▽

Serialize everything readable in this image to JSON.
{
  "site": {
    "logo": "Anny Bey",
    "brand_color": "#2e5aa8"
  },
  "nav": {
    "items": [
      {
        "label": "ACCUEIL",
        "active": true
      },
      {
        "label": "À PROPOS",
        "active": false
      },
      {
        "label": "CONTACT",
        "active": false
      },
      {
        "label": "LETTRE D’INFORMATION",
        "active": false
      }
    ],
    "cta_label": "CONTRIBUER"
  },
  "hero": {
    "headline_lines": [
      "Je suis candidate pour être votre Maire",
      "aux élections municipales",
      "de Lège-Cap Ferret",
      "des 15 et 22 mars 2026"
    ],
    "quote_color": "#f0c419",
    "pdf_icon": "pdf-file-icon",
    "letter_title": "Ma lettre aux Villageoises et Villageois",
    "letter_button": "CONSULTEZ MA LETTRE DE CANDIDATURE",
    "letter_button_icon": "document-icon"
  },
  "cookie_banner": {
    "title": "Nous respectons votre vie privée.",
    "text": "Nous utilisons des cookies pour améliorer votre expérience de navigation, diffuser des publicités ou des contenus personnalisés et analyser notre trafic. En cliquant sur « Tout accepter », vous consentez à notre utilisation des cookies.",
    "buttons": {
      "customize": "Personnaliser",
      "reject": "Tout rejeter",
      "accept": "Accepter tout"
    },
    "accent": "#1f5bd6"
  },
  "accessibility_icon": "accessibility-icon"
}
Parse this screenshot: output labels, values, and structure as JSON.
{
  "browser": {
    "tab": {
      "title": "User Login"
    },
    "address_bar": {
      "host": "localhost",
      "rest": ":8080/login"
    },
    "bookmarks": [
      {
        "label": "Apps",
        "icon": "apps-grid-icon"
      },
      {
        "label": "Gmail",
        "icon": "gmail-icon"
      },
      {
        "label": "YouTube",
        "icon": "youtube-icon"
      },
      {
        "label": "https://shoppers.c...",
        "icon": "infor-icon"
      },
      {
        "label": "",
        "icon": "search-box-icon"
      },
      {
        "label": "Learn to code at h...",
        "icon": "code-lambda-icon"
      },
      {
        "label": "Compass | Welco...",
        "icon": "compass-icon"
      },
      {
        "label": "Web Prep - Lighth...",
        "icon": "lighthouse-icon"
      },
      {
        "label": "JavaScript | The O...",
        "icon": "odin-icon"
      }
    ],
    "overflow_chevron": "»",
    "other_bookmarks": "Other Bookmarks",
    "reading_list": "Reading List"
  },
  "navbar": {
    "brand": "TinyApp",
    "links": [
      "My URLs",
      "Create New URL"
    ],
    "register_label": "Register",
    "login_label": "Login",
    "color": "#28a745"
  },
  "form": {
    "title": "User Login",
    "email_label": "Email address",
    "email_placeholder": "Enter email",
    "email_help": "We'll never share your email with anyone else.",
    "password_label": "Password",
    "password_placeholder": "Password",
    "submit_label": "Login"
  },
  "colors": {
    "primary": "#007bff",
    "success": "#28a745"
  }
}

△
▽

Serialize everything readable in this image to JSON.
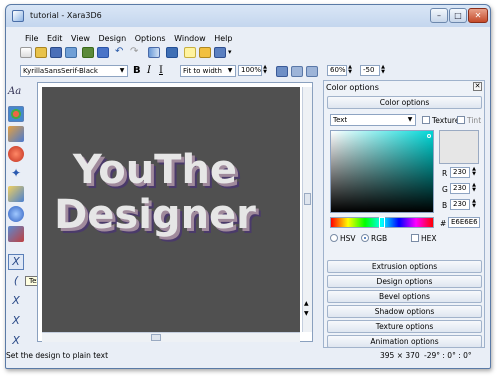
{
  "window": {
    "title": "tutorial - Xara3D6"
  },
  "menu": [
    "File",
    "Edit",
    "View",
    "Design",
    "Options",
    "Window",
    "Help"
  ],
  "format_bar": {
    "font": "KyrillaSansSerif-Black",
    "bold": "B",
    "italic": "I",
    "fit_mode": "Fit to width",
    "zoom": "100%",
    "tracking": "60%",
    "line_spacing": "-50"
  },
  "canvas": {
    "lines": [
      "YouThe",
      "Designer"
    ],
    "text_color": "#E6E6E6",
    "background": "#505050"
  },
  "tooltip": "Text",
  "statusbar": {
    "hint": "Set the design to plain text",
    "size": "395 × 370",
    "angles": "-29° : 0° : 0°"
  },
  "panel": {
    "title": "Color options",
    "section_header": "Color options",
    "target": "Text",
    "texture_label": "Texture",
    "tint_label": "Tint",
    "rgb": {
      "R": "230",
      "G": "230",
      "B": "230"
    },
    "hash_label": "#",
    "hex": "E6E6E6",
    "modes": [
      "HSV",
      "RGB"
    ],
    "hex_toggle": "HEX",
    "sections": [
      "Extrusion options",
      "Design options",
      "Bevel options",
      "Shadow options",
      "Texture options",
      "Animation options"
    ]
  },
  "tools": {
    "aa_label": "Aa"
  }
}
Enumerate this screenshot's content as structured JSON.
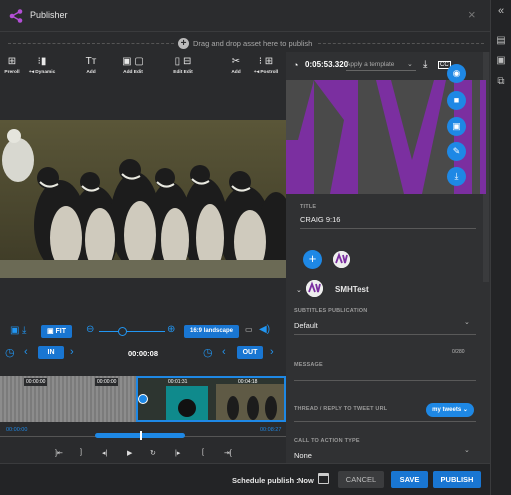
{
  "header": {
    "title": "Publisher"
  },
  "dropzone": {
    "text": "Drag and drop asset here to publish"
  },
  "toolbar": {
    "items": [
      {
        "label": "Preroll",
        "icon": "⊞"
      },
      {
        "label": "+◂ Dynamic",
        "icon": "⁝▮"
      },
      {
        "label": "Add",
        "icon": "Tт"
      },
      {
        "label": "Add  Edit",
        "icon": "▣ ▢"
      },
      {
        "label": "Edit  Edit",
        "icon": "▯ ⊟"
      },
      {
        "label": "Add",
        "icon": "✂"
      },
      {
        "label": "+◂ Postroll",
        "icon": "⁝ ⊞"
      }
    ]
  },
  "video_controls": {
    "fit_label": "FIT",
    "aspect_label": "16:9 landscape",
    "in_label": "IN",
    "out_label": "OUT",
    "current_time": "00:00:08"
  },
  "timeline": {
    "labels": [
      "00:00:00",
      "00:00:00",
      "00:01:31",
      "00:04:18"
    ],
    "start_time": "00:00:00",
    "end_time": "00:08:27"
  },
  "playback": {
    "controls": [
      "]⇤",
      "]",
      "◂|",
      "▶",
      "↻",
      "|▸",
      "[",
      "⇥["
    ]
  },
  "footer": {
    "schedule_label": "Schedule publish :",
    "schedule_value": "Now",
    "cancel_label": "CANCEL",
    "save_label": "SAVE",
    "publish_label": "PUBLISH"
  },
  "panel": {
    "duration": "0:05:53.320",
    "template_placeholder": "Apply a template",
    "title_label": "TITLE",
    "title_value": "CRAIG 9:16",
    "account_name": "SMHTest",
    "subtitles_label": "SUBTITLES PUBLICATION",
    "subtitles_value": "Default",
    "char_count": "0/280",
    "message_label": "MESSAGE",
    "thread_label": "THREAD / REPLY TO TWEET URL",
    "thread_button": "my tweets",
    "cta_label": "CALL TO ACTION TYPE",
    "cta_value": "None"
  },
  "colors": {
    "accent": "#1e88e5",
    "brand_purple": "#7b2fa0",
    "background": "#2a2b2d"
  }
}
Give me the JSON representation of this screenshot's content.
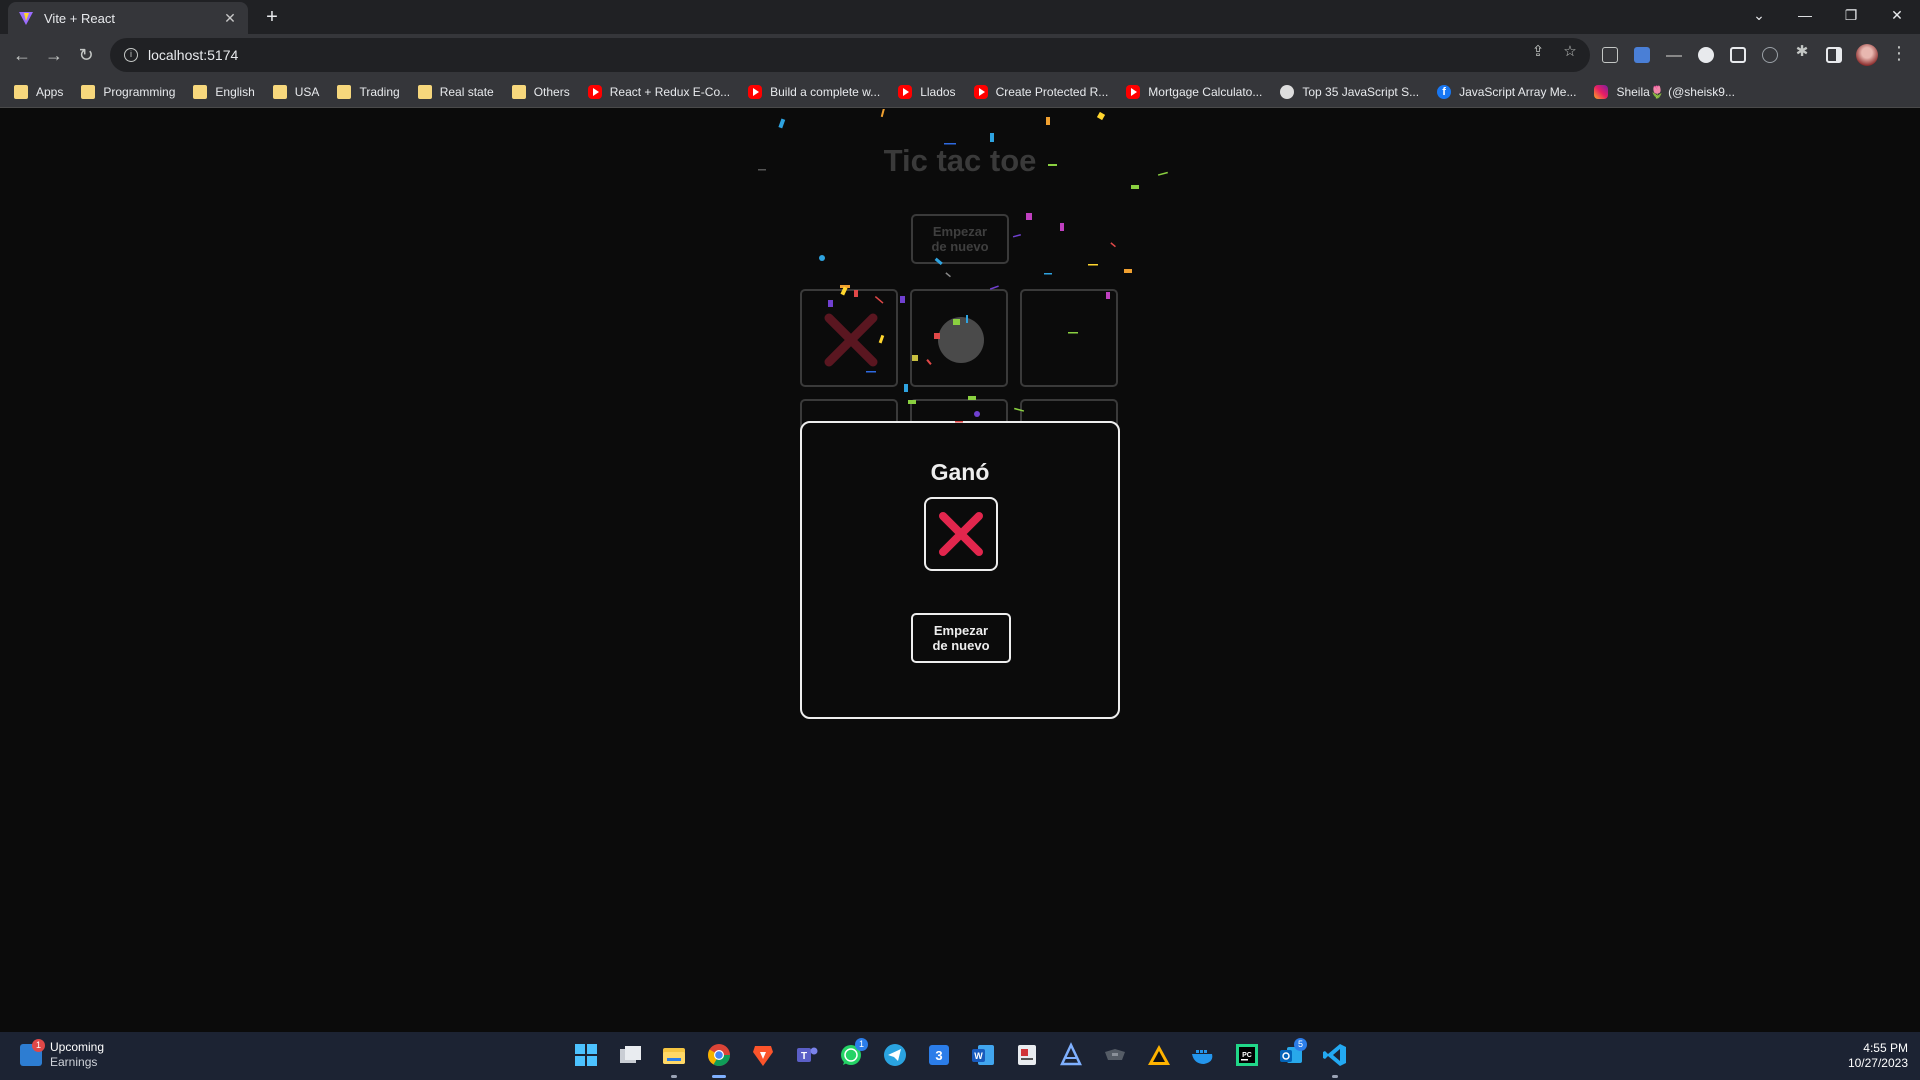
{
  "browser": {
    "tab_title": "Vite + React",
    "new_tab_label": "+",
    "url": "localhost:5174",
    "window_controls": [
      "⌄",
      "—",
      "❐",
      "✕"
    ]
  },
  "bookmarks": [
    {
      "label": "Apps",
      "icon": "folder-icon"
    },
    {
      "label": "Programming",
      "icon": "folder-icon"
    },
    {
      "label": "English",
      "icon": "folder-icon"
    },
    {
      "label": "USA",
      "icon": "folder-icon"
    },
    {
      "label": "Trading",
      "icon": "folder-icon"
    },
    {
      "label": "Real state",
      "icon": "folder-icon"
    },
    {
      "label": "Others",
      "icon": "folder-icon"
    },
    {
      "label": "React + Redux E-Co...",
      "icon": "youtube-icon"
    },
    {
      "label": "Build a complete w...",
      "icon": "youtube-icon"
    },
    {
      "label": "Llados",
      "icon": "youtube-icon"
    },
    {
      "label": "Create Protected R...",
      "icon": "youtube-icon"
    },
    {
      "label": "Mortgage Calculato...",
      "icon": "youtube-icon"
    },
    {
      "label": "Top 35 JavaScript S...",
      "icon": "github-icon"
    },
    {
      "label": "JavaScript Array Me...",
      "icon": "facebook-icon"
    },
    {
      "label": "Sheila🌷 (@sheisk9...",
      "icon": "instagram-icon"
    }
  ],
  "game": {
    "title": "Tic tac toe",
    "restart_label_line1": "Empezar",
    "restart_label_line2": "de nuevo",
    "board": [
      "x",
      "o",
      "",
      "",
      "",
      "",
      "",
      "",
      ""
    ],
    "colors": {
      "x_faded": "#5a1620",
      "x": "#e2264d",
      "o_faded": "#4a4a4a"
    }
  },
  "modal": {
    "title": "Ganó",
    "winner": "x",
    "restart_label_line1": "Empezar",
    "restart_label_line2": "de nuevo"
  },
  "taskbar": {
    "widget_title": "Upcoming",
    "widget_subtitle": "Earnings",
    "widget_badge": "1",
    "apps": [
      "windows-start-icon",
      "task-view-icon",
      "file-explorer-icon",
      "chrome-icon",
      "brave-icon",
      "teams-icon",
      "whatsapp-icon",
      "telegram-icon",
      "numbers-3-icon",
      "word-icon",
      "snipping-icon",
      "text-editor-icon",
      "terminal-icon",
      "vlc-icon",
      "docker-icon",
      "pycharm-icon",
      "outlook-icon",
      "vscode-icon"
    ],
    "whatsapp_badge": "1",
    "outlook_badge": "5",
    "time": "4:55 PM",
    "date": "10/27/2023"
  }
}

△
▽

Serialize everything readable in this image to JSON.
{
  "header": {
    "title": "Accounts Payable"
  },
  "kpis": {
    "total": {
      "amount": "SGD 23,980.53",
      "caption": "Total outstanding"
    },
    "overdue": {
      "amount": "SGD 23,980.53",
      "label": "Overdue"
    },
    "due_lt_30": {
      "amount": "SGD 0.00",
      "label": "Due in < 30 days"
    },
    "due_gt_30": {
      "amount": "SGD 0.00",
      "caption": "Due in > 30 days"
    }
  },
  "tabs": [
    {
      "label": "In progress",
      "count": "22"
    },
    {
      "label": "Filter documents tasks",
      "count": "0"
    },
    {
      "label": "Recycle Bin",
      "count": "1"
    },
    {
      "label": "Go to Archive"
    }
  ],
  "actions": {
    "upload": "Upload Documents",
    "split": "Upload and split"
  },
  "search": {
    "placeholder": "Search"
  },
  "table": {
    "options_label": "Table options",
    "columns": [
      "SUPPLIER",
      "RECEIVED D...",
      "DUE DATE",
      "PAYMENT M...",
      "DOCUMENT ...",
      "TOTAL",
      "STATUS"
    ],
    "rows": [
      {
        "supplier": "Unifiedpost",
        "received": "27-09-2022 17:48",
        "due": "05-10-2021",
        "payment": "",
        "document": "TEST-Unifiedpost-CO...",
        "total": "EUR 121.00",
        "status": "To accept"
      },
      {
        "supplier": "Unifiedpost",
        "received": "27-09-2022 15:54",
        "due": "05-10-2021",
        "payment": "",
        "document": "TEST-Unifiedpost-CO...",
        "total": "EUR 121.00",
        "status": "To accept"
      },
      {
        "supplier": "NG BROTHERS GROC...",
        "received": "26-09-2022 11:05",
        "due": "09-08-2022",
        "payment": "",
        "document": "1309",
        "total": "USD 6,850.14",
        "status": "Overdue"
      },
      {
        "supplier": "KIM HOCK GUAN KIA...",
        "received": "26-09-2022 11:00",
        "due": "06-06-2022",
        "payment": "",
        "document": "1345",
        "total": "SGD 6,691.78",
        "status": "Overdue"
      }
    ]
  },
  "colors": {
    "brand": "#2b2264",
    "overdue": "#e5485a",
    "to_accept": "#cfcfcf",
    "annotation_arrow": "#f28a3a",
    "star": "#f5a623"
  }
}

△

**WHAT IS ASKED:** Return every line containing "Upload".

**EXPECTED ANSWER:**
    "upload": "Upload Documents",
    "split": "Upload and split"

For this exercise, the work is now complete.